## Material shown

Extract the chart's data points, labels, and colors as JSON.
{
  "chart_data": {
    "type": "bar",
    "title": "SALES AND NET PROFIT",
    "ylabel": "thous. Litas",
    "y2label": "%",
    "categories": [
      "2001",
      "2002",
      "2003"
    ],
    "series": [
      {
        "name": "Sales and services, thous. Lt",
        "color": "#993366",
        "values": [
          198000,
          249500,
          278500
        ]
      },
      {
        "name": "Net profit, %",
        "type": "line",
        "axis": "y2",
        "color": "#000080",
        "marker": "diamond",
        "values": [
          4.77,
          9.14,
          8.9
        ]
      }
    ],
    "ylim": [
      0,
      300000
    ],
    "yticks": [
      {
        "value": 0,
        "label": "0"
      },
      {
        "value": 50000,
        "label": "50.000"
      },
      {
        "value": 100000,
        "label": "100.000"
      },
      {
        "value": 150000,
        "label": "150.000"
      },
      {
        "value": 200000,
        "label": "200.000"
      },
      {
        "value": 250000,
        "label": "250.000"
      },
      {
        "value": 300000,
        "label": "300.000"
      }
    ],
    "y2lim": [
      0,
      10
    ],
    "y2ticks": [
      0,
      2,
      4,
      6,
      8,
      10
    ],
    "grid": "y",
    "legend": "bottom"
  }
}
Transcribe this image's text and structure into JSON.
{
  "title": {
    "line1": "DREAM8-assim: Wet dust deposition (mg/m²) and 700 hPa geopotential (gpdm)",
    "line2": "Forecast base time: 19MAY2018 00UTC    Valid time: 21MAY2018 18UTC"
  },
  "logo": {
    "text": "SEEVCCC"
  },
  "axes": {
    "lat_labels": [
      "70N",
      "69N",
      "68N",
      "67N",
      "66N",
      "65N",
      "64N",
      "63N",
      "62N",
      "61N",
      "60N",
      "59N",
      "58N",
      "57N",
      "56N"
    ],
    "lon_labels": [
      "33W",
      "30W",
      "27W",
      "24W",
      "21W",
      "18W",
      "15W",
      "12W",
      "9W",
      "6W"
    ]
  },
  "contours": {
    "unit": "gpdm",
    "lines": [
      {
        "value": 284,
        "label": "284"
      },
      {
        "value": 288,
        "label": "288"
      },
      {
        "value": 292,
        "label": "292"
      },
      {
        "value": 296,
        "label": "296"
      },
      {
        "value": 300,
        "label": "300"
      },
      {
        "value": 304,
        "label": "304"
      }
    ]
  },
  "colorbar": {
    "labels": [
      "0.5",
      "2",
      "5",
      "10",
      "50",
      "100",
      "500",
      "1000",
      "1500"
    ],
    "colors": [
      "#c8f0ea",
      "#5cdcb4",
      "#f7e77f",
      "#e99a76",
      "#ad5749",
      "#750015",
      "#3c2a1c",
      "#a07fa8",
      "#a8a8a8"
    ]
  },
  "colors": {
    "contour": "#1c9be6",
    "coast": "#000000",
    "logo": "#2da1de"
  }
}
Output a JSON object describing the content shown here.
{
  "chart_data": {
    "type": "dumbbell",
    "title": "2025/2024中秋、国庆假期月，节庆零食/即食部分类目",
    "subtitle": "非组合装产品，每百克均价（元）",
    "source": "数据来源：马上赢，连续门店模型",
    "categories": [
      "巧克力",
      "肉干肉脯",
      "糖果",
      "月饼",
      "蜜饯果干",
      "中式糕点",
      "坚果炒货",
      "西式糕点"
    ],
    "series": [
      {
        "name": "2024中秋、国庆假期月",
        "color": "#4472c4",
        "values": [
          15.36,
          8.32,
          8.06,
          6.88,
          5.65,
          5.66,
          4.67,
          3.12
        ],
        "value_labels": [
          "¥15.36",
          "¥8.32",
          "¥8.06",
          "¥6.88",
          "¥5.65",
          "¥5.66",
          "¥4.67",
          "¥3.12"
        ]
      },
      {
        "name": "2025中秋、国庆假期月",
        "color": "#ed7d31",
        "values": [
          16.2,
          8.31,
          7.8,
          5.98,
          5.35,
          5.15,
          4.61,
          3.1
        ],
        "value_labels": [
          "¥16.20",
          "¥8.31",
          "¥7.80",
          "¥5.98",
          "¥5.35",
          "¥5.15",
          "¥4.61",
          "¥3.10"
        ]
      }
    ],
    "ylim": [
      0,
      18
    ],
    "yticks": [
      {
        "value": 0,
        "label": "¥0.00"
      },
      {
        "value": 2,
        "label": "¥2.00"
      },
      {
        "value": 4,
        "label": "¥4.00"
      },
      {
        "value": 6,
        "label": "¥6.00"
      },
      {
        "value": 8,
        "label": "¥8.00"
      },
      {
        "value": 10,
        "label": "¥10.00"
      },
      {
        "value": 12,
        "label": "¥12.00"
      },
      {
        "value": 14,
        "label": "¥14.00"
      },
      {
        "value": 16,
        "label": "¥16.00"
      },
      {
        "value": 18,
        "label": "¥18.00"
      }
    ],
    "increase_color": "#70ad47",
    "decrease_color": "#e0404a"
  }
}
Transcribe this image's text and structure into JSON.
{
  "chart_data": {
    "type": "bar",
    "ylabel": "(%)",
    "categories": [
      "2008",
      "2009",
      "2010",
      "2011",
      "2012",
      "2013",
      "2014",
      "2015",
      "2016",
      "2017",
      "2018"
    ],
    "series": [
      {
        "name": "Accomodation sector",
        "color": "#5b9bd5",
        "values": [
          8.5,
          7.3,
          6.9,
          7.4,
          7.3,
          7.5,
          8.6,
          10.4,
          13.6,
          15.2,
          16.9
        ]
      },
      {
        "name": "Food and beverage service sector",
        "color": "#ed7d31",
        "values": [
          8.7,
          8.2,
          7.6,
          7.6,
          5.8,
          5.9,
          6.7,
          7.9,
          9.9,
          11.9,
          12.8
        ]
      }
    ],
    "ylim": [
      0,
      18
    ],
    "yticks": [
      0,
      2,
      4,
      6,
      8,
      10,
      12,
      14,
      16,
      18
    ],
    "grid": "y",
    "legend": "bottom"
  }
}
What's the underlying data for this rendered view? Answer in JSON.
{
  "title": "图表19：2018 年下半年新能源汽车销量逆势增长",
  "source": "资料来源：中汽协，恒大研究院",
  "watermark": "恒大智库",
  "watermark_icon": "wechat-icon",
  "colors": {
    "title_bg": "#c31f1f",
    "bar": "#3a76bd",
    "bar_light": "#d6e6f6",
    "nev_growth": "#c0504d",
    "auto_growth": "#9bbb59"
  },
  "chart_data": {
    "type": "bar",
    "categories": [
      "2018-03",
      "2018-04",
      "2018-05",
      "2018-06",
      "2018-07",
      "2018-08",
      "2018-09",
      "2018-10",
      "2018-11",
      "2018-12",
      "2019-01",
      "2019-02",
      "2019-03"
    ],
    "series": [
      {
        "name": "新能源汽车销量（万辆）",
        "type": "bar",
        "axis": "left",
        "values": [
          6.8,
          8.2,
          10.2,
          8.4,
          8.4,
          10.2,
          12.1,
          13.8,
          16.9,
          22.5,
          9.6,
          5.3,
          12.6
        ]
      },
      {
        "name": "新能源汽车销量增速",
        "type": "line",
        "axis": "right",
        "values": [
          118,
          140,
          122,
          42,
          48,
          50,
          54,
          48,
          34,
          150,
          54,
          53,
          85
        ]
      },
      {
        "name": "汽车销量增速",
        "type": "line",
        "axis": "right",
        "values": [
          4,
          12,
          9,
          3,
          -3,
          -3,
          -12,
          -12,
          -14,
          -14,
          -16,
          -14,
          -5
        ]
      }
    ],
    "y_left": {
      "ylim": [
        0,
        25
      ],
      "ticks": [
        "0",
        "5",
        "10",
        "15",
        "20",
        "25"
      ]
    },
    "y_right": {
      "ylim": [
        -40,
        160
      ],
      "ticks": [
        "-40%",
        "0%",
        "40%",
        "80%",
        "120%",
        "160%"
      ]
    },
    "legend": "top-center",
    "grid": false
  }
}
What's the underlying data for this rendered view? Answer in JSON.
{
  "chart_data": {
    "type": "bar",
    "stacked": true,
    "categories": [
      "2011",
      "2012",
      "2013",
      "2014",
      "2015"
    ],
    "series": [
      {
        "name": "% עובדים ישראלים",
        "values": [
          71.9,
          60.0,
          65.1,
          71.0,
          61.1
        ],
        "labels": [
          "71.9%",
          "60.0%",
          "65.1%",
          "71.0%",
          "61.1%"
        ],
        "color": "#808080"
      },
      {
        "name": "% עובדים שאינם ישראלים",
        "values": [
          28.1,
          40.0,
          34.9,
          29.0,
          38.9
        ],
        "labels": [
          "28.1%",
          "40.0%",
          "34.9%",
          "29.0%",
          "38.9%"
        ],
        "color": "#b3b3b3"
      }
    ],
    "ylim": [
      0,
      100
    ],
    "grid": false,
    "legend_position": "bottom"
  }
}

## Goal of the exercise
Filter lines by "colors" and return each hit.

## Final result
Extract the chart's data points, labels, and colors as JSON.
    "colors": [
  "colors": {
  "colors": {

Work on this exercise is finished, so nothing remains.